Requirements → Find every line containing the word "Flow" in the records below; report only how many there are.

Extracted records:

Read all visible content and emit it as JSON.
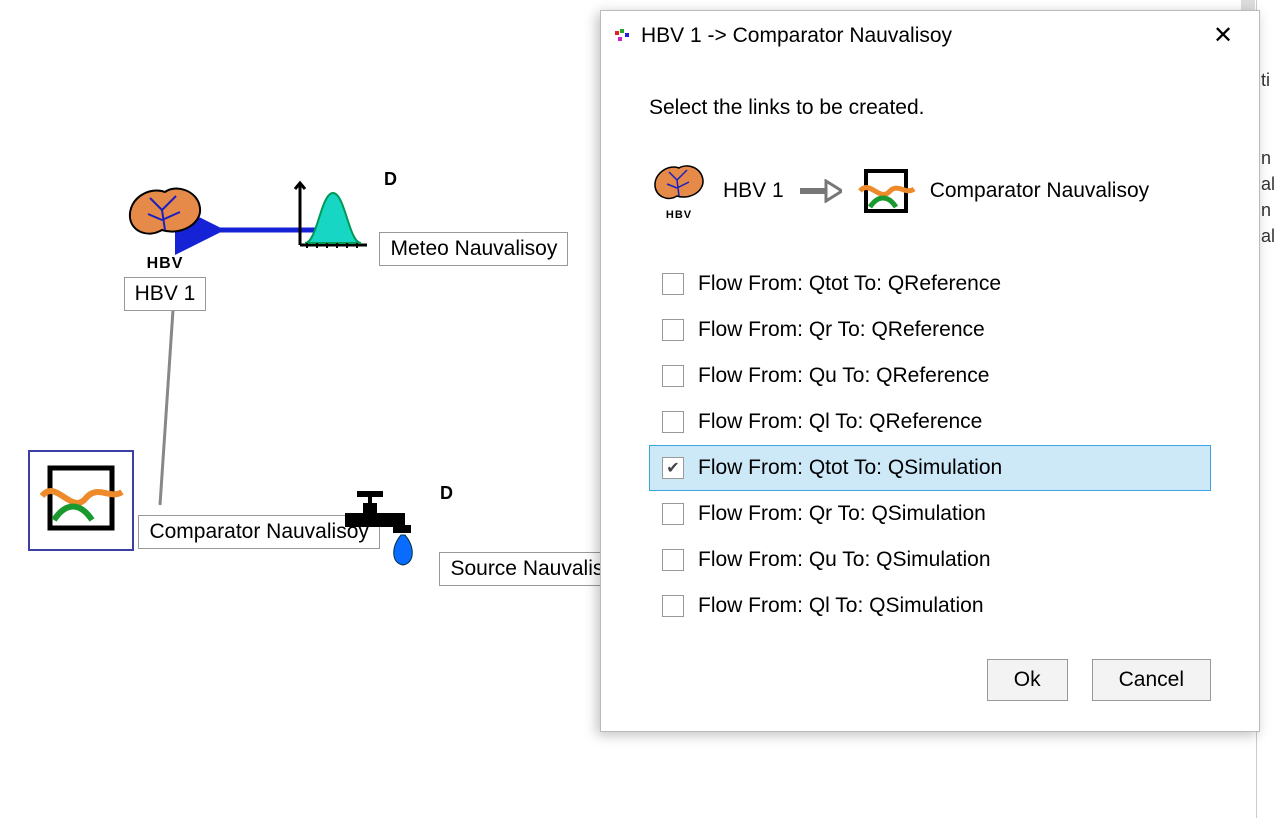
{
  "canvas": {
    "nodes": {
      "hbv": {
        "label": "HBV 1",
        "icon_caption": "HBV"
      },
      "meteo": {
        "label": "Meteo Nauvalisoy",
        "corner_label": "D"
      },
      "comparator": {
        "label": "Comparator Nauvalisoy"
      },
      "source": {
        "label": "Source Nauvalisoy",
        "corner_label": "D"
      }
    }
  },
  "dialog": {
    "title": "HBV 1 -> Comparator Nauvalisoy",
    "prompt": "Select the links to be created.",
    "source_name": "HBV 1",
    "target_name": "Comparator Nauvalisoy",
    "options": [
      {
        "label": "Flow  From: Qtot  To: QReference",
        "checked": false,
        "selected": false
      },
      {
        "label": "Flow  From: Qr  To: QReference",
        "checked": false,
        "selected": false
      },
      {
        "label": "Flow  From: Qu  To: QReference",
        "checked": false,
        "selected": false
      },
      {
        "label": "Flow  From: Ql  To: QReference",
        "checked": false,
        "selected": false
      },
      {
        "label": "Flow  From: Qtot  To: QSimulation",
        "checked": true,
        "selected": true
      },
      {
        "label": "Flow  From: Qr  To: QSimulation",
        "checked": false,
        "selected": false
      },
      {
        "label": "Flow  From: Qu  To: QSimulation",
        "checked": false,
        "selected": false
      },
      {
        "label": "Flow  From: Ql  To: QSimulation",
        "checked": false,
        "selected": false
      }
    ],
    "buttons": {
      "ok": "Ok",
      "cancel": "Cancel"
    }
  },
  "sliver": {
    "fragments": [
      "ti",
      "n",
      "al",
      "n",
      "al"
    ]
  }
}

* * *

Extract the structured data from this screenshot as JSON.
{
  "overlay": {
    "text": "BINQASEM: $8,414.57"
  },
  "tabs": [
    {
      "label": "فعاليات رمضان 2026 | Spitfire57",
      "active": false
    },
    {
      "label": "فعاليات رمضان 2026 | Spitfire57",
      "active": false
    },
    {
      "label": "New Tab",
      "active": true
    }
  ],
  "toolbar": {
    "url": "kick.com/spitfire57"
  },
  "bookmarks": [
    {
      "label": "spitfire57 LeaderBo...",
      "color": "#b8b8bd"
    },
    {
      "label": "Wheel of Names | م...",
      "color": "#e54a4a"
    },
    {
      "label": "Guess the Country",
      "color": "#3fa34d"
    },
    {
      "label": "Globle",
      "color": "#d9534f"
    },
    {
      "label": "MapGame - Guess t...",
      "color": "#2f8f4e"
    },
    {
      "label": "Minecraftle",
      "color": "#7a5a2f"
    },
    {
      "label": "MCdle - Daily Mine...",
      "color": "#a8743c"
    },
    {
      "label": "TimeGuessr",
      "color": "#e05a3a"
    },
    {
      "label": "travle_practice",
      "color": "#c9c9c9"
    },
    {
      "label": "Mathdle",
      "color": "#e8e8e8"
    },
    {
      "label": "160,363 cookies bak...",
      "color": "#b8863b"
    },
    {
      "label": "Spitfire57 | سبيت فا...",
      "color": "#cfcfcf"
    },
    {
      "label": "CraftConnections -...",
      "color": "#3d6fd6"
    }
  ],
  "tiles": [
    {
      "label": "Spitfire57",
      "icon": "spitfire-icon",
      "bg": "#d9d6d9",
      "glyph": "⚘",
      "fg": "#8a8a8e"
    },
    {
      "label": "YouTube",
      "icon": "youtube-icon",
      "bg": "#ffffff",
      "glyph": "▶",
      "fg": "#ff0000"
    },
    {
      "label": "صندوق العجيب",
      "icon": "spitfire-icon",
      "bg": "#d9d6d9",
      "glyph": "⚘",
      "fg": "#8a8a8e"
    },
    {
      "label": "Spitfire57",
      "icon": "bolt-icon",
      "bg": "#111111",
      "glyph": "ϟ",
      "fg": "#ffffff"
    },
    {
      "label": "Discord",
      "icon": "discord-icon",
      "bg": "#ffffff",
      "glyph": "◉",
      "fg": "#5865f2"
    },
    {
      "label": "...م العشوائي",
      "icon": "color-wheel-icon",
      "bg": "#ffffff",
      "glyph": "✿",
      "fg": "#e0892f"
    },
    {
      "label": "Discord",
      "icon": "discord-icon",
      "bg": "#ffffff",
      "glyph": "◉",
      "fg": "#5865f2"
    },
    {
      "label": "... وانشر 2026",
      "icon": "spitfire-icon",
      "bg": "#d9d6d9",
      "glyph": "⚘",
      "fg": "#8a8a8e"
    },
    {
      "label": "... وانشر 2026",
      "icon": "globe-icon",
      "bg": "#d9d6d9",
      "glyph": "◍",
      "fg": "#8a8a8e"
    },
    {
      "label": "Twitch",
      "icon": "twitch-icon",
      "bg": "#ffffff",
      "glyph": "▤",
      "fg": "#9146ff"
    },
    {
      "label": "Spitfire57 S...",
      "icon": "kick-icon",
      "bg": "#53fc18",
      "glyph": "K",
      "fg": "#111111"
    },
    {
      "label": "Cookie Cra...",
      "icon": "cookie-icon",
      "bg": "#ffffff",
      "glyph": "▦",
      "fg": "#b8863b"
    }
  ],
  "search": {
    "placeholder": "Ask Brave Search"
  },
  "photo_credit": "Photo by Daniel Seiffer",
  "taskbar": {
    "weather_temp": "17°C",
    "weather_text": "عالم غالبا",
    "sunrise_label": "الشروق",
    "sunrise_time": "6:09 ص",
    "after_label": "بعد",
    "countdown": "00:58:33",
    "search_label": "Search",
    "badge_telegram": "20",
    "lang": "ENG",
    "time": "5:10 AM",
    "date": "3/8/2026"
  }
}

--

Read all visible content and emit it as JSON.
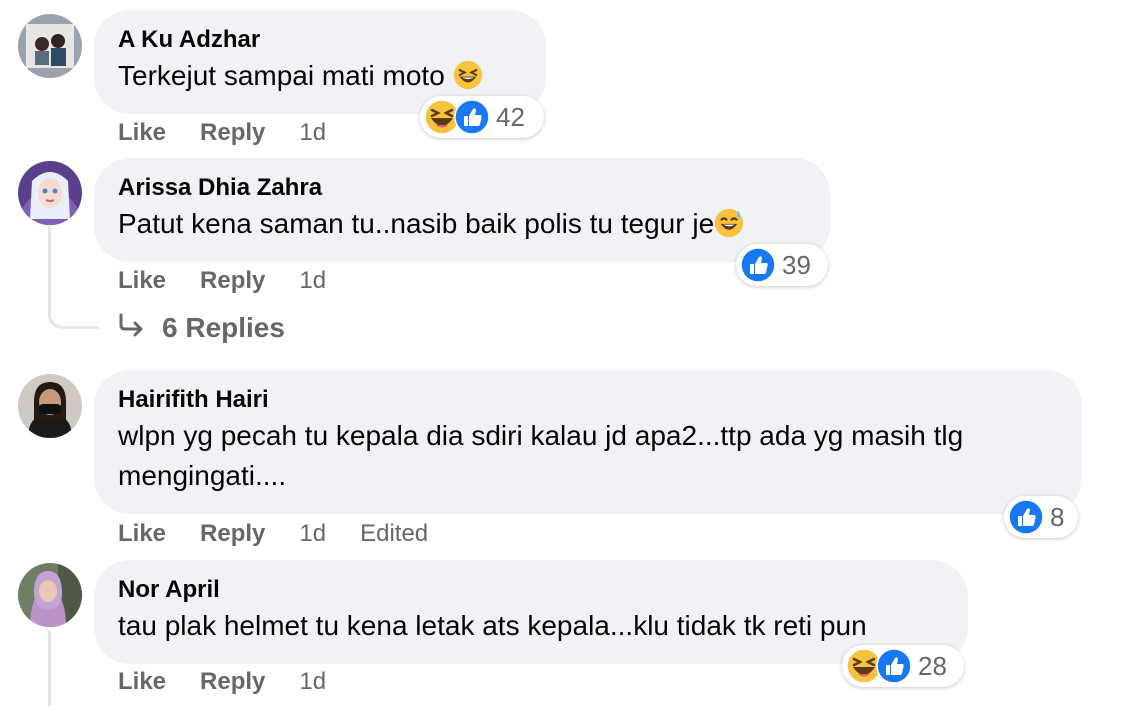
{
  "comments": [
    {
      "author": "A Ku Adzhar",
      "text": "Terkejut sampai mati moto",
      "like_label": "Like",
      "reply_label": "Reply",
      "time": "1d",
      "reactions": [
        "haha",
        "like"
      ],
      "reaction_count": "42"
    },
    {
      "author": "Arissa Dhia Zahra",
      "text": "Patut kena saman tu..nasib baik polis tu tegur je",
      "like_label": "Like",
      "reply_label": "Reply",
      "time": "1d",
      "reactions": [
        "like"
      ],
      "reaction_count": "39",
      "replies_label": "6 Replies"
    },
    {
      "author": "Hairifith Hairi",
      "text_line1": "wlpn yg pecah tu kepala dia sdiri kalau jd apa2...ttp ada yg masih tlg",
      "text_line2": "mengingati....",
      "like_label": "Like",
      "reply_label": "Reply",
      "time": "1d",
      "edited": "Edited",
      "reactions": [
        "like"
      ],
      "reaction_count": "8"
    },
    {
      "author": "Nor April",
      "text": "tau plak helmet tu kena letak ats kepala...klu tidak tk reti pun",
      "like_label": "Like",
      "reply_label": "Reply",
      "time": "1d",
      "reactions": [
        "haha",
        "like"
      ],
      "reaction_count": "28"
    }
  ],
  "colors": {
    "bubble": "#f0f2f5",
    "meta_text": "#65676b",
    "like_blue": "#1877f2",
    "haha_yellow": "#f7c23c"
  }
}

Written solution → 8